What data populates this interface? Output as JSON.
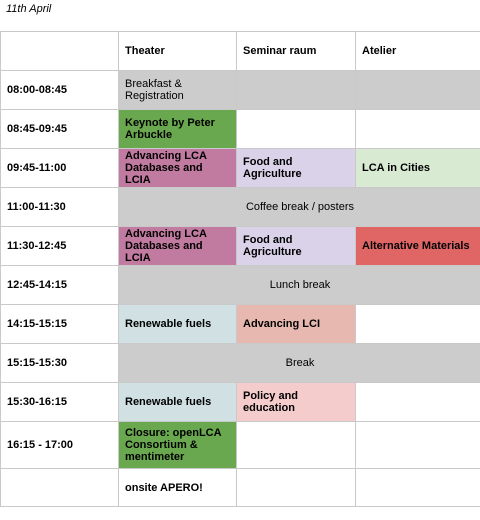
{
  "date": "11th April",
  "columns": [
    "Theater",
    "Seminar raum",
    "Atelier"
  ],
  "rows": [
    {
      "time": "08:00-08:45",
      "theater": "Breakfast & Registration"
    },
    {
      "time": "08:45-09:45",
      "theater": "Keynote by Peter Arbuckle"
    },
    {
      "time": "09:45-11:00",
      "theater": "Advancing LCA Databases and LCIA",
      "seminar": "Food and Agriculture",
      "atelier": "LCA in Cities"
    },
    {
      "time": "11:00-11:30",
      "span": "Coffee break / posters"
    },
    {
      "time": "11:30-12:45",
      "theater": "Advancing LCA Databases and LCIA",
      "seminar": "Food and Agriculture",
      "atelier": "Alternative Materials"
    },
    {
      "time": "12:45-14:15",
      "span": "Lunch break"
    },
    {
      "time": "14:15-15:15",
      "theater": "Renewable fuels",
      "seminar": "Advancing LCI"
    },
    {
      "time": "15:15-15:30",
      "span": "Break"
    },
    {
      "time": "15:30-16:15",
      "theater": "Renewable fuels",
      "seminar": "Policy and education"
    },
    {
      "time": "16:15 - 17:00",
      "theater": "Closure: openLCA Consortium & mentimeter"
    },
    {
      "time": "",
      "theater": "onsite APERO!"
    }
  ],
  "colors": {
    "grey": "#cccccc",
    "green": "#6aa84f",
    "pink": "#c27ba0",
    "lavender": "#d9d2e9",
    "light_green": "#d9ead3",
    "red": "#e06666",
    "light_blue": "#d0e0e3",
    "salmon": "#e6b8af",
    "light_pink": "#f4cccc"
  }
}
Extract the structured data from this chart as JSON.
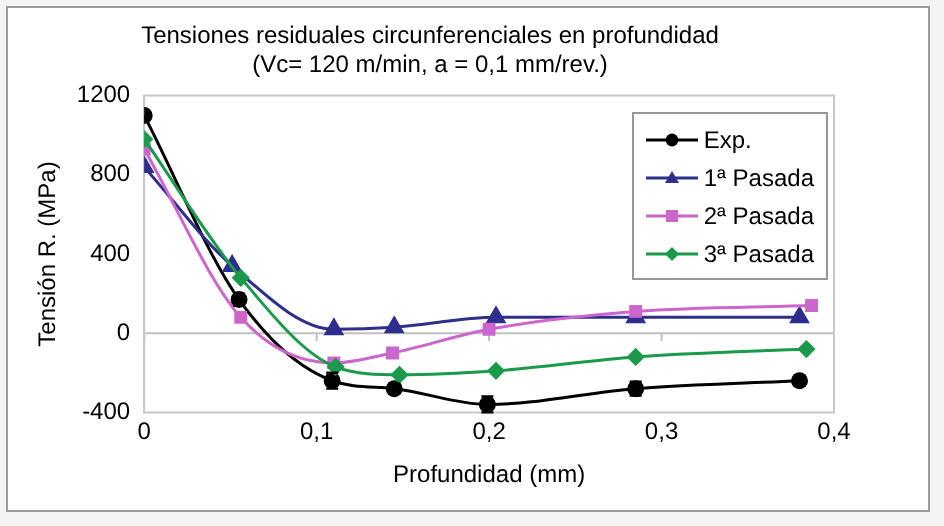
{
  "chart_data": {
    "type": "line",
    "title": "Tensiones residuales circunferenciales en profundidad",
    "subtitle": "(Vc= 120 m/min, a = 0,1 mm/rev.)",
    "xlabel": "Profundidad (mm)",
    "ylabel": "Tensión R. (MPa)",
    "xlim": [
      0,
      0.4
    ],
    "xticks": [
      0,
      {
        "value": 0.1,
        "label": "0,1"
      },
      {
        "value": 0.2,
        "label": "0,2"
      },
      {
        "value": 0.3,
        "label": "0,3"
      },
      {
        "value": 0.4,
        "label": "0,4"
      }
    ],
    "ylim": [
      -400,
      1200
    ],
    "yticks": [
      -400,
      0,
      400,
      800,
      1200
    ],
    "grid": false,
    "legend": "top right",
    "ref_lines": [
      {
        "axis": "y",
        "value": 0,
        "color": "#c0c0c0"
      }
    ],
    "series": [
      {
        "name": "Exp.",
        "color": "#000000",
        "marker": "circle",
        "x": [
          0,
          0.055,
          0.109,
          0.145,
          0.199,
          0.285,
          0.38
        ],
        "values": [
          1100,
          170,
          -240,
          -280,
          -360,
          -280,
          -240
        ],
        "errors": [
          null,
          30,
          40,
          25,
          40,
          35,
          25
        ]
      },
      {
        "name": "1ª Pasada",
        "color": "#2e2e8c",
        "marker": "triangle",
        "x": [
          0,
          0.051,
          0.11,
          0.145,
          0.204,
          0.285,
          0.38
        ],
        "values": [
          840,
          340,
          20,
          30,
          80,
          80,
          80
        ]
      },
      {
        "name": "2ª Pasada",
        "color": "#cc66cc",
        "marker": "square",
        "x": [
          0,
          0.056,
          0.11,
          0.144,
          0.2,
          0.285,
          0.387
        ],
        "values": [
          930,
          80,
          -150,
          -100,
          20,
          110,
          140
        ]
      },
      {
        "name": "3ª Pasada",
        "color": "#1a9a4a",
        "marker": "diamond",
        "x": [
          0,
          0.056,
          0.111,
          0.148,
          0.204,
          0.285,
          0.384
        ],
        "values": [
          980,
          280,
          -170,
          -210,
          -190,
          -120,
          -80
        ]
      }
    ]
  }
}
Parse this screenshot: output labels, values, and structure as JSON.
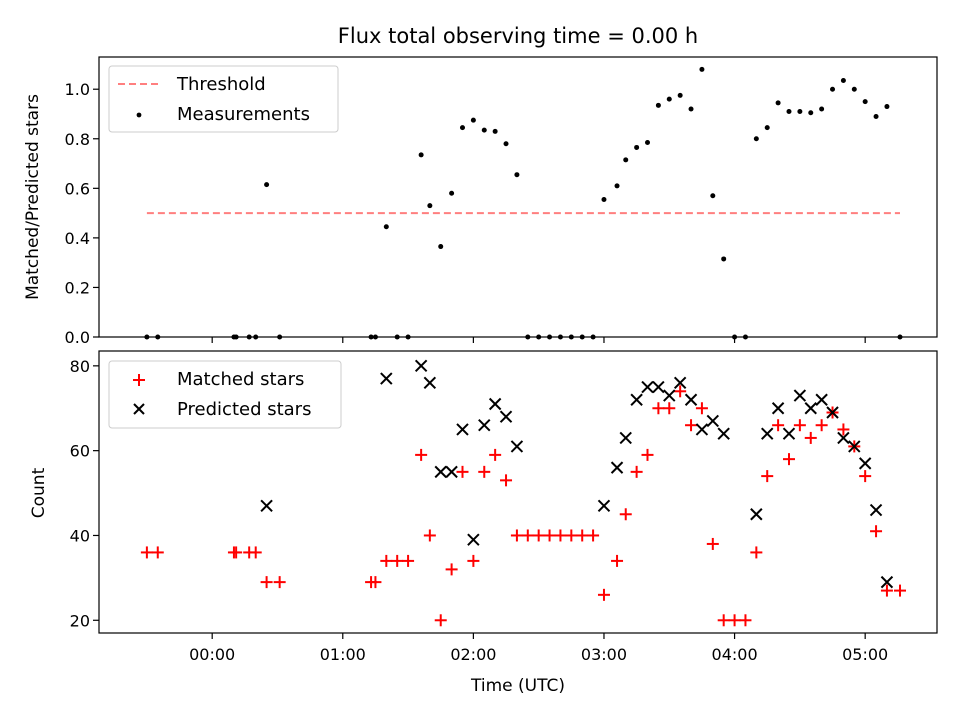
{
  "figure": {
    "title": "Flux total observing time = 0.00 h"
  },
  "chart_data": [
    {
      "type": "scatter",
      "ylabel": "Matched/Predicted stars",
      "xlim": [
        "23:08",
        "05:33"
      ],
      "ylim": [
        0,
        1.13
      ],
      "yticks": [
        0.0,
        0.2,
        0.4,
        0.6,
        0.8,
        1.0
      ],
      "ytick_labels": [
        "0.0",
        "0.2",
        "0.4",
        "0.6",
        "0.8",
        "1.0"
      ],
      "legend": {
        "placement": "upper-left",
        "entries": [
          {
            "label": "Threshold",
            "style": "dashed-line",
            "color": "#ff7f7f"
          },
          {
            "label": "Measurements",
            "style": "dot",
            "color": "#000000"
          }
        ]
      },
      "threshold": {
        "y": 0.5,
        "x_start": "23:30",
        "x_end": "05:16"
      },
      "series": [
        {
          "name": "Measurements",
          "color": "#000000",
          "points": [
            [
              "23:30",
              0
            ],
            [
              "23:35",
              0
            ],
            [
              "00:10",
              0
            ],
            [
              "00:11",
              0
            ],
            [
              "00:17",
              0
            ],
            [
              "00:20",
              0
            ],
            [
              "00:25",
              0.615
            ],
            [
              "00:31",
              0
            ],
            [
              "01:13",
              0
            ],
            [
              "01:15",
              0
            ],
            [
              "01:20",
              0.445
            ],
            [
              "01:25",
              0
            ],
            [
              "01:30",
              0
            ],
            [
              "01:36",
              0.735
            ],
            [
              "01:40",
              0.53
            ],
            [
              "01:45",
              0.365
            ],
            [
              "01:50",
              0.58
            ],
            [
              "01:55",
              0.845
            ],
            [
              "02:00",
              0.875
            ],
            [
              "02:05",
              0.835
            ],
            [
              "02:10",
              0.83
            ],
            [
              "02:15",
              0.78
            ],
            [
              "02:20",
              0.655
            ],
            [
              "02:25",
              0
            ],
            [
              "02:30",
              0
            ],
            [
              "02:35",
              0
            ],
            [
              "02:40",
              0
            ],
            [
              "02:45",
              0
            ],
            [
              "02:50",
              0
            ],
            [
              "02:55",
              0
            ],
            [
              "03:00",
              0.555
            ],
            [
              "03:06",
              0.61
            ],
            [
              "03:10",
              0.715
            ],
            [
              "03:15",
              0.765
            ],
            [
              "03:20",
              0.785
            ],
            [
              "03:25",
              0.935
            ],
            [
              "03:30",
              0.96
            ],
            [
              "03:35",
              0.975
            ],
            [
              "03:40",
              0.92
            ],
            [
              "03:45",
              1.08
            ],
            [
              "03:50",
              0.57
            ],
            [
              "03:55",
              0.315
            ],
            [
              "04:00",
              0
            ],
            [
              "04:05",
              0
            ],
            [
              "04:10",
              0.8
            ],
            [
              "04:15",
              0.845
            ],
            [
              "04:20",
              0.945
            ],
            [
              "04:25",
              0.91
            ],
            [
              "04:30",
              0.91
            ],
            [
              "04:35",
              0.905
            ],
            [
              "04:40",
              0.92
            ],
            [
              "04:45",
              1.0
            ],
            [
              "04:50",
              1.035
            ],
            [
              "04:55",
              1.0
            ],
            [
              "05:00",
              0.95
            ],
            [
              "05:05",
              0.89
            ],
            [
              "05:10",
              0.93
            ],
            [
              "05:16",
              0
            ]
          ]
        }
      ]
    },
    {
      "type": "scatter",
      "xlabel": "Time (UTC)",
      "ylabel": "Count",
      "xlim": [
        "23:08",
        "05:33"
      ],
      "ylim": [
        17,
        83.5
      ],
      "xticks": [
        "00:00",
        "01:00",
        "02:00",
        "03:00",
        "04:00",
        "05:00"
      ],
      "yticks": [
        20,
        40,
        60,
        80
      ],
      "ytick_labels": [
        "20",
        "40",
        "60",
        "80"
      ],
      "legend": {
        "placement": "upper-left",
        "entries": [
          {
            "label": "Matched stars",
            "style": "plus",
            "color": "#ff0000"
          },
          {
            "label": "Predicted stars",
            "style": "x",
            "color": "#000000"
          }
        ]
      },
      "series": [
        {
          "name": "Matched stars",
          "marker": "plus",
          "color": "#ff0000",
          "points": [
            [
              "23:30",
              36
            ],
            [
              "23:35",
              36
            ],
            [
              "00:10",
              36
            ],
            [
              "00:11",
              36
            ],
            [
              "00:17",
              36
            ],
            [
              "00:20",
              36
            ],
            [
              "00:25",
              29
            ],
            [
              "00:31",
              29
            ],
            [
              "01:13",
              29
            ],
            [
              "01:15",
              29
            ],
            [
              "01:20",
              34
            ],
            [
              "01:25",
              34
            ],
            [
              "01:30",
              34
            ],
            [
              "01:36",
              59
            ],
            [
              "01:40",
              40
            ],
            [
              "01:45",
              20
            ],
            [
              "01:50",
              32
            ],
            [
              "01:55",
              55
            ],
            [
              "02:00",
              34
            ],
            [
              "02:05",
              55
            ],
            [
              "02:10",
              59
            ],
            [
              "02:15",
              53
            ],
            [
              "02:20",
              40
            ],
            [
              "02:25",
              40
            ],
            [
              "02:30",
              40
            ],
            [
              "02:35",
              40
            ],
            [
              "02:40",
              40
            ],
            [
              "02:45",
              40
            ],
            [
              "02:50",
              40
            ],
            [
              "02:55",
              40
            ],
            [
              "03:00",
              26
            ],
            [
              "03:06",
              34
            ],
            [
              "03:10",
              45
            ],
            [
              "03:15",
              55
            ],
            [
              "03:20",
              59
            ],
            [
              "03:25",
              70
            ],
            [
              "03:30",
              70
            ],
            [
              "03:35",
              74
            ],
            [
              "03:40",
              66
            ],
            [
              "03:45",
              70
            ],
            [
              "03:50",
              38
            ],
            [
              "03:55",
              20
            ],
            [
              "04:00",
              20
            ],
            [
              "04:05",
              20
            ],
            [
              "04:10",
              36
            ],
            [
              "04:15",
              54
            ],
            [
              "04:20",
              66
            ],
            [
              "04:25",
              58
            ],
            [
              "04:30",
              66
            ],
            [
              "04:35",
              63
            ],
            [
              "04:40",
              66
            ],
            [
              "04:45",
              69
            ],
            [
              "04:50",
              65
            ],
            [
              "04:55",
              61
            ],
            [
              "05:00",
              54
            ],
            [
              "05:05",
              41
            ],
            [
              "05:10",
              27
            ],
            [
              "05:16",
              27
            ]
          ]
        },
        {
          "name": "Predicted stars",
          "marker": "x",
          "color": "#000000",
          "points": [
            [
              "00:25",
              47
            ],
            [
              "01:20",
              77
            ],
            [
              "01:36",
              80
            ],
            [
              "01:40",
              76
            ],
            [
              "01:45",
              55
            ],
            [
              "01:50",
              55
            ],
            [
              "01:55",
              65
            ],
            [
              "02:00",
              39
            ],
            [
              "02:05",
              66
            ],
            [
              "02:10",
              71
            ],
            [
              "02:15",
              68
            ],
            [
              "02:20",
              61
            ],
            [
              "03:00",
              47
            ],
            [
              "03:06",
              56
            ],
            [
              "03:10",
              63
            ],
            [
              "03:15",
              72
            ],
            [
              "03:20",
              75
            ],
            [
              "03:25",
              75
            ],
            [
              "03:30",
              73
            ],
            [
              "03:35",
              76
            ],
            [
              "03:40",
              72
            ],
            [
              "03:45",
              65
            ],
            [
              "03:50",
              67
            ],
            [
              "03:55",
              64
            ],
            [
              "04:10",
              45
            ],
            [
              "04:15",
              64
            ],
            [
              "04:20",
              70
            ],
            [
              "04:25",
              64
            ],
            [
              "04:30",
              73
            ],
            [
              "04:35",
              70
            ],
            [
              "04:40",
              72
            ],
            [
              "04:45",
              69
            ],
            [
              "04:50",
              63
            ],
            [
              "04:55",
              61
            ],
            [
              "05:00",
              57
            ],
            [
              "05:05",
              46
            ],
            [
              "05:10",
              29
            ]
          ]
        }
      ]
    }
  ]
}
# # # #
Work required: Return every line containing "Matched".

Completed task:
      "ylabel": "Matched/Predicted stars",
            "label": "Matched stars",
          "name": "Matched stars",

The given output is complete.